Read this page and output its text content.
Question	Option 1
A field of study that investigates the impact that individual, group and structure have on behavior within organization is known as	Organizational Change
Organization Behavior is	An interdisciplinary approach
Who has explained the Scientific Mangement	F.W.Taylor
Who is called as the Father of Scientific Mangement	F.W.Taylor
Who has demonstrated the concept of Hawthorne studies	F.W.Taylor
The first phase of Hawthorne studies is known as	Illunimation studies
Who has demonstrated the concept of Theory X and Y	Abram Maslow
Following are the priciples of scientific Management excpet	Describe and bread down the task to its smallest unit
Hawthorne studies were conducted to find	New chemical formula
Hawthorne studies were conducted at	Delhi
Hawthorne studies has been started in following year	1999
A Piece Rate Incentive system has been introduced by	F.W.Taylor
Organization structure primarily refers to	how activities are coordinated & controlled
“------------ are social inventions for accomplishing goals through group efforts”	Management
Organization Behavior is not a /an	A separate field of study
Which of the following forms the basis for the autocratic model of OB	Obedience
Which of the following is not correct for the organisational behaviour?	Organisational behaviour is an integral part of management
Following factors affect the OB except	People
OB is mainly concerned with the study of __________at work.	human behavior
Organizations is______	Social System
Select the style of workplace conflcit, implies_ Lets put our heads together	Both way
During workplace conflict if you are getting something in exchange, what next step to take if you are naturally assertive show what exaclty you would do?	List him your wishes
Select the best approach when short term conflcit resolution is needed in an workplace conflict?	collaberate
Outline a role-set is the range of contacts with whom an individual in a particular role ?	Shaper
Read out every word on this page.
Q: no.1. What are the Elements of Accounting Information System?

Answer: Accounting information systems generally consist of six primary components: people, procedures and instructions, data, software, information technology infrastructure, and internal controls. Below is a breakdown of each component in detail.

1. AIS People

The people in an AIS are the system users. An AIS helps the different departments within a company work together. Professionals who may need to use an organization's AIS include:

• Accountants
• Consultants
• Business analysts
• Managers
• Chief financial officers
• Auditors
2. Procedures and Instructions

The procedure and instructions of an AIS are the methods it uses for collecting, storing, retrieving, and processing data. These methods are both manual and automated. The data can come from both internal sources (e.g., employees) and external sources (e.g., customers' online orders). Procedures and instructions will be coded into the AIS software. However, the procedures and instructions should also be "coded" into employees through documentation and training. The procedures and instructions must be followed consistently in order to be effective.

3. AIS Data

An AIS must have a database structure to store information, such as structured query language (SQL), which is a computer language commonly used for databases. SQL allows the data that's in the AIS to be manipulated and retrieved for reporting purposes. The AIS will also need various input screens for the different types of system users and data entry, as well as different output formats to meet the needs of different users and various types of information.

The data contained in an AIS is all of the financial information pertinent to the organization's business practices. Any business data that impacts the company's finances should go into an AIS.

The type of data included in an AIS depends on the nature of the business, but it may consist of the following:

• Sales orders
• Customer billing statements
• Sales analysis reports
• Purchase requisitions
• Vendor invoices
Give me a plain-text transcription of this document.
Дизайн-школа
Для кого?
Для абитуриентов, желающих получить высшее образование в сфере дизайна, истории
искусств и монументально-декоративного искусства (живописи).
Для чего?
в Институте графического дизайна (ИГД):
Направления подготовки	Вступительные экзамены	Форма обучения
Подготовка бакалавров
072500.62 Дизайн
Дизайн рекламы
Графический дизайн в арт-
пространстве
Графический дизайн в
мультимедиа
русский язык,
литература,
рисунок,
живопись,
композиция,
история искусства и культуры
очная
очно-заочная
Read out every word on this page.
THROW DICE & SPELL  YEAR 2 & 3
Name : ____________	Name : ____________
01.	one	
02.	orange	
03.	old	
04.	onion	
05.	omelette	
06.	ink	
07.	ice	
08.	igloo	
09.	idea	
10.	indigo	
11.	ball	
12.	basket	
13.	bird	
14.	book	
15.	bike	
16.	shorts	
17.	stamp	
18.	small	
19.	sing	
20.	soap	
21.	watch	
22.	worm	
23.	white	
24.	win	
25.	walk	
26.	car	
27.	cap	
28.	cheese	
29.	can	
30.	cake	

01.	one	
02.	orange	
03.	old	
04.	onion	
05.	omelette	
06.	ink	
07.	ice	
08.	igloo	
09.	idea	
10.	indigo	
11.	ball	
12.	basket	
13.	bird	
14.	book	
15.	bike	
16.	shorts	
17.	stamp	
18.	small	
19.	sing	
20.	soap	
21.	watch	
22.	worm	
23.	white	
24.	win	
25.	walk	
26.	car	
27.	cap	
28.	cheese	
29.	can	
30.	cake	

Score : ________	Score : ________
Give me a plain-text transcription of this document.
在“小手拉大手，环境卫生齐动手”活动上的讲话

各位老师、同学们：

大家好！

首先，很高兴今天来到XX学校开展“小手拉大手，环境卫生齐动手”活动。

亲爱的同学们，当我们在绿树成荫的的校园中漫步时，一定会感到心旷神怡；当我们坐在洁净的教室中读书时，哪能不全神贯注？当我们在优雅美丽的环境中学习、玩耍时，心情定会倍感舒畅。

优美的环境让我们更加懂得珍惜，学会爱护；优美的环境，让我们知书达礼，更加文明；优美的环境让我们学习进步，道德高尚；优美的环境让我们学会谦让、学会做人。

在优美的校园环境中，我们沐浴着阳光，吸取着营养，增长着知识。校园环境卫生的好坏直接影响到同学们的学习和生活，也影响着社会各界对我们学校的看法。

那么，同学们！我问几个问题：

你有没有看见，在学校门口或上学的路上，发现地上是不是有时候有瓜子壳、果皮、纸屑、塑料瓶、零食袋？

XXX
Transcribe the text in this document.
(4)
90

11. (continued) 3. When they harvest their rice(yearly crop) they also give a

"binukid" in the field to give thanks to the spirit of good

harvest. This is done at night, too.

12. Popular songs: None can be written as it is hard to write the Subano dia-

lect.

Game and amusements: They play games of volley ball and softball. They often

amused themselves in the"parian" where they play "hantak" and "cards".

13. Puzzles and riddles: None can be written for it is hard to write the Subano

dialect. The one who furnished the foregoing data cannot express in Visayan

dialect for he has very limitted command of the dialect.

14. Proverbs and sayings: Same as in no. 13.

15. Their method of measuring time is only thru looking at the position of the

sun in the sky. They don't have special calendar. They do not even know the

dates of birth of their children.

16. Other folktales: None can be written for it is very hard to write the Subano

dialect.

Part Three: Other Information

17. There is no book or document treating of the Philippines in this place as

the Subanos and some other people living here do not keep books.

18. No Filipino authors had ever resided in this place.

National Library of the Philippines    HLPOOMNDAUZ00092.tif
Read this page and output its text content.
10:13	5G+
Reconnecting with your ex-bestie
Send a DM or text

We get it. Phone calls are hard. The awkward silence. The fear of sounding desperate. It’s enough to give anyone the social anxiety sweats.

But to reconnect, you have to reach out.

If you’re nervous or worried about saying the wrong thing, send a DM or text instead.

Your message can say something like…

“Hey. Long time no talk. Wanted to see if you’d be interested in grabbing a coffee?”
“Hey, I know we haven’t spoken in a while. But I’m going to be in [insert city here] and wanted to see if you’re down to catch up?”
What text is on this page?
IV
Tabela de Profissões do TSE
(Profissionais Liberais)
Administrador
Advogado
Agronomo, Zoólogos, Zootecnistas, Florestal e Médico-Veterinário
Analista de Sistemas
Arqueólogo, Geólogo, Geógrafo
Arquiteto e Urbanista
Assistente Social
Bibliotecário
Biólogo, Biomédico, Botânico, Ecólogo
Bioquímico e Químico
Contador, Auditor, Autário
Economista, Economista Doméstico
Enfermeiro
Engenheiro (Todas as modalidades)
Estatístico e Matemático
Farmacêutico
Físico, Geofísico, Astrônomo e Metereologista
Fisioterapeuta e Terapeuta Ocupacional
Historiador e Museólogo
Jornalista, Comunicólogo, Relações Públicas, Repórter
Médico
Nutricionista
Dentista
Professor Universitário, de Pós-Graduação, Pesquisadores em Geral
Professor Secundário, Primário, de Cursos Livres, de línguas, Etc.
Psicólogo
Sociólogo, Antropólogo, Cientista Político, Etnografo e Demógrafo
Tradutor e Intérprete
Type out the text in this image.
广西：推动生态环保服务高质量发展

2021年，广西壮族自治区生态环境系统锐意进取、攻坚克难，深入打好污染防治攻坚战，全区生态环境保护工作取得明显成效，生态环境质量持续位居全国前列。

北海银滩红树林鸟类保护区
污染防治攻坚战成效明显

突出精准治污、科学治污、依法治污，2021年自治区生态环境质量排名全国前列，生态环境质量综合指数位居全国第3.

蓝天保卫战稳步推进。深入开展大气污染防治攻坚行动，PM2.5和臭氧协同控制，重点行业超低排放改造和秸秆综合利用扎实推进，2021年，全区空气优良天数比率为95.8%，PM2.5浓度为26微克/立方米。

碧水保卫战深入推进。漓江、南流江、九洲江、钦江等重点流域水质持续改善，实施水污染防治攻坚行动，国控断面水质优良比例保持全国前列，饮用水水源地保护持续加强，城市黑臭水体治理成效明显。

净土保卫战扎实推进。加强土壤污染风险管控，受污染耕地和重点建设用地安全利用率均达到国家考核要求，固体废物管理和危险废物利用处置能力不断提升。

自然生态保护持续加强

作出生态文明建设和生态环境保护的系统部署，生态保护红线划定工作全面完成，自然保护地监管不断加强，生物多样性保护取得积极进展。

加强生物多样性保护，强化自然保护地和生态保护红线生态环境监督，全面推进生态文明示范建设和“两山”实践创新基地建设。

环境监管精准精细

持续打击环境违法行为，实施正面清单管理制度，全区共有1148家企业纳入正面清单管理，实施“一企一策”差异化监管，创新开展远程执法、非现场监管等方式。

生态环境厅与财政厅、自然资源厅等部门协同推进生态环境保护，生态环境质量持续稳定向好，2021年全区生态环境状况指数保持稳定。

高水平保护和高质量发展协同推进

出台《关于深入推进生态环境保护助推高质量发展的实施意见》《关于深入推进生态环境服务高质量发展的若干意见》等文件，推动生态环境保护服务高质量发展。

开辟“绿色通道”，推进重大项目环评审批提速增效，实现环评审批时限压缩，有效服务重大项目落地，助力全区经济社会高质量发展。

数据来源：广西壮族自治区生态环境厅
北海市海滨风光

──────

== WORK REQUIRED ==
From the entries above, list each line with "Графический" in it.

== ANSWER TO THIS TASK ==
Графический дизайн в арт-
Графический дизайн в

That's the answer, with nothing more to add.